Recorded data:
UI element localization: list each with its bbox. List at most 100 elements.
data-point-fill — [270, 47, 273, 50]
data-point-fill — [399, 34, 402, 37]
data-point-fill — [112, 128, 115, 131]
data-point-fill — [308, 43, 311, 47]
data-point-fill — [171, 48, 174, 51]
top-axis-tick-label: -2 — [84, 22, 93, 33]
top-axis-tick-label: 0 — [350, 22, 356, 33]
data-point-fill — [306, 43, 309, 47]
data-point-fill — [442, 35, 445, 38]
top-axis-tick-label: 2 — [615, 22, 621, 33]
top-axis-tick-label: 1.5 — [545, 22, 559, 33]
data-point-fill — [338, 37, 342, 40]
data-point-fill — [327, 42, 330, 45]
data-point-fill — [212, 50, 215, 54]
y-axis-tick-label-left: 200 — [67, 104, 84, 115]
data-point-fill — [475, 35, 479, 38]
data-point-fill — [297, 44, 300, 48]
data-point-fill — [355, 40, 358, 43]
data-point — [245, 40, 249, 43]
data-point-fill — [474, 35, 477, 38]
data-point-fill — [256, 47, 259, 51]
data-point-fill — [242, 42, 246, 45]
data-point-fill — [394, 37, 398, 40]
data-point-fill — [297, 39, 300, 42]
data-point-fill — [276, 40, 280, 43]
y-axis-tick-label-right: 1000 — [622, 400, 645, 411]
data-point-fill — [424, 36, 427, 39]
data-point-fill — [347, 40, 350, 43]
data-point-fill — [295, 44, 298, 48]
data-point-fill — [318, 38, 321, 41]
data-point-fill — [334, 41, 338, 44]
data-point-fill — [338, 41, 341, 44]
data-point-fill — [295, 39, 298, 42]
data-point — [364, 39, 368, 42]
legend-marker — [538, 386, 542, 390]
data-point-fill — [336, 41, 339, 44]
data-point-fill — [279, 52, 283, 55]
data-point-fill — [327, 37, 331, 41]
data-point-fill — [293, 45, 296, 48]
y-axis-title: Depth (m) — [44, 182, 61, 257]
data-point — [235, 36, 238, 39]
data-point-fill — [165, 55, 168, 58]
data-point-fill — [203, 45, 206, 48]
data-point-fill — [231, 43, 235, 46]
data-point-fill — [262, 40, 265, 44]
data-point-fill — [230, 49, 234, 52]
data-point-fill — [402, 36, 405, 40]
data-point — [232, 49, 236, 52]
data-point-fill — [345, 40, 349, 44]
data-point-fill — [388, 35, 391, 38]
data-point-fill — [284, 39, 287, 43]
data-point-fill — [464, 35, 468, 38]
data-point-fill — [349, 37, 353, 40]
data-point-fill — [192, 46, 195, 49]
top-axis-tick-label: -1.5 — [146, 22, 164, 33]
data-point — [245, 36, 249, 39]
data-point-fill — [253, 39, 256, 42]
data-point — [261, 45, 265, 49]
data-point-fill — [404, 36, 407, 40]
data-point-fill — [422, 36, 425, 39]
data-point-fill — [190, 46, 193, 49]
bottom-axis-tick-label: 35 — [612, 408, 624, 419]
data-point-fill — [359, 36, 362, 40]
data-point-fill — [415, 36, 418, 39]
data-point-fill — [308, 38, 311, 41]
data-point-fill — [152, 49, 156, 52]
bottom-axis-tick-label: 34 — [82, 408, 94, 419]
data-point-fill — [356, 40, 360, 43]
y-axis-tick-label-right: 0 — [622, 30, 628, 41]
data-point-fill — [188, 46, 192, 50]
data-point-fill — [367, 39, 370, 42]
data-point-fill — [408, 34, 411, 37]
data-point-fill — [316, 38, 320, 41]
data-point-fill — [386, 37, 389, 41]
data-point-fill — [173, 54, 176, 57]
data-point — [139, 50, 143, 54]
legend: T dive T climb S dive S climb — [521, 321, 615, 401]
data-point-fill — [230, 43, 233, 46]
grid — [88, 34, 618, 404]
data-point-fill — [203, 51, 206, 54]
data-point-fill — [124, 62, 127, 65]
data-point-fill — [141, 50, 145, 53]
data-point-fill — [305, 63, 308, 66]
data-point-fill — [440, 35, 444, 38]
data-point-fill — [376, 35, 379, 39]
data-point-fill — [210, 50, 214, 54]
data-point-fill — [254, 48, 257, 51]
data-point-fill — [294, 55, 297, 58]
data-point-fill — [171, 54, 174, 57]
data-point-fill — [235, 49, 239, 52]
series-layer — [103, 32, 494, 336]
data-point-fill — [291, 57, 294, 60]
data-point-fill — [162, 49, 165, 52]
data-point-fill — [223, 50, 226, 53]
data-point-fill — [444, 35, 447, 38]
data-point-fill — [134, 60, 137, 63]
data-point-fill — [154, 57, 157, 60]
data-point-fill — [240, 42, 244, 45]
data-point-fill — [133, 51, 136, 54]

* _Task requirements_
Please write out all of the material above again, replacing every occurrence of "top-axis-tick-label" with "upper-axis-tick-label" and leaving everything else as it is.

* _Answer for this exercise_
UI element localization: list each with its bbox. List at most 100 elements.
data-point-fill — [270, 47, 273, 50]
data-point-fill — [399, 34, 402, 37]
data-point-fill — [112, 128, 115, 131]
data-point-fill — [308, 43, 311, 47]
data-point-fill — [171, 48, 174, 51]
upper-axis-tick-label: -2 — [84, 22, 93, 33]
upper-axis-tick-label: 0 — [350, 22, 356, 33]
data-point-fill — [306, 43, 309, 47]
data-point-fill — [442, 35, 445, 38]
upper-axis-tick-label: 2 — [615, 22, 621, 33]
upper-axis-tick-label: 1.5 — [545, 22, 559, 33]
data-point-fill — [338, 37, 342, 40]
data-point-fill — [327, 42, 330, 45]
data-point-fill — [212, 50, 215, 54]
y-axis-tick-label-left: 200 — [67, 104, 84, 115]
data-point-fill — [475, 35, 479, 38]
data-point-fill — [297, 44, 300, 48]
data-point-fill — [355, 40, 358, 43]
data-point — [245, 40, 249, 43]
data-point-fill — [474, 35, 477, 38]
data-point-fill — [256, 47, 259, 51]
data-point-fill — [242, 42, 246, 45]
data-point-fill — [394, 37, 398, 40]
data-point-fill — [297, 39, 300, 42]
data-point-fill — [276, 40, 280, 43]
y-axis-tick-label-right: 1000 — [622, 400, 645, 411]
data-point-fill — [424, 36, 427, 39]
data-point-fill — [347, 40, 350, 43]
data-point-fill — [295, 44, 298, 48]
data-point-fill — [318, 38, 321, 41]
data-point-fill — [334, 41, 338, 44]
data-point-fill — [338, 41, 341, 44]
data-point-fill — [295, 39, 298, 42]
data-point — [364, 39, 368, 42]
legend-marker — [538, 386, 542, 390]
data-point-fill — [336, 41, 339, 44]
data-point-fill — [279, 52, 283, 55]
data-point-fill — [327, 37, 331, 41]
data-point-fill — [293, 45, 296, 48]
y-axis-title: Depth (m) — [44, 182, 61, 257]
data-point — [235, 36, 238, 39]
data-point-fill — [165, 55, 168, 58]
data-point-fill — [203, 45, 206, 48]
data-point-fill — [231, 43, 235, 46]
data-point-fill — [262, 40, 265, 44]
data-point-fill — [230, 49, 234, 52]
data-point-fill — [402, 36, 405, 40]
data-point — [232, 49, 236, 52]
data-point-fill — [345, 40, 349, 44]
data-point-fill — [388, 35, 391, 38]
data-point-fill — [284, 39, 287, 43]
data-point-fill — [464, 35, 468, 38]
data-point-fill — [349, 37, 353, 40]
data-point-fill — [192, 46, 195, 49]
upper-axis-tick-label: -1.5 — [146, 22, 164, 33]
data-point — [245, 36, 249, 39]
data-point-fill — [253, 39, 256, 42]
data-point — [261, 45, 265, 49]
data-point-fill — [404, 36, 407, 40]
data-point-fill — [422, 36, 425, 39]
data-point-fill — [190, 46, 193, 49]
bottom-axis-tick-label: 35 — [612, 408, 624, 419]
data-point-fill — [359, 36, 362, 40]
data-point-fill — [415, 36, 418, 39]
data-point-fill — [308, 38, 311, 41]
data-point-fill — [152, 49, 156, 52]
bottom-axis-tick-label: 34 — [82, 408, 94, 419]
data-point-fill — [356, 40, 360, 43]
y-axis-tick-label-right: 0 — [622, 30, 628, 41]
data-point-fill — [188, 46, 192, 50]
data-point-fill — [367, 39, 370, 42]
data-point-fill — [408, 34, 411, 37]
data-point-fill — [316, 38, 320, 41]
data-point-fill — [386, 37, 389, 41]
data-point-fill — [173, 54, 176, 57]
data-point — [139, 50, 143, 54]
legend: T dive T climb S dive S climb — [521, 321, 615, 401]
data-point-fill — [230, 43, 233, 46]
grid — [88, 34, 618, 404]
data-point-fill — [203, 51, 206, 54]
data-point-fill — [124, 62, 127, 65]
data-point-fill — [141, 50, 145, 53]
data-point-fill — [305, 63, 308, 66]
data-point-fill — [440, 35, 444, 38]
data-point-fill — [376, 35, 379, 39]
data-point-fill — [210, 50, 214, 54]
data-point-fill — [254, 48, 257, 51]
data-point-fill — [294, 55, 297, 58]
data-point-fill — [171, 54, 174, 57]
data-point-fill — [235, 49, 239, 52]
series-layer — [103, 32, 494, 336]
data-point-fill — [291, 57, 294, 60]
data-point-fill — [162, 49, 165, 52]
data-point-fill — [223, 50, 226, 53]
data-point-fill — [444, 35, 447, 38]
data-point-fill — [134, 60, 137, 63]
data-point-fill — [154, 57, 157, 60]
data-point-fill — [240, 42, 244, 45]
data-point-fill — [133, 51, 136, 54]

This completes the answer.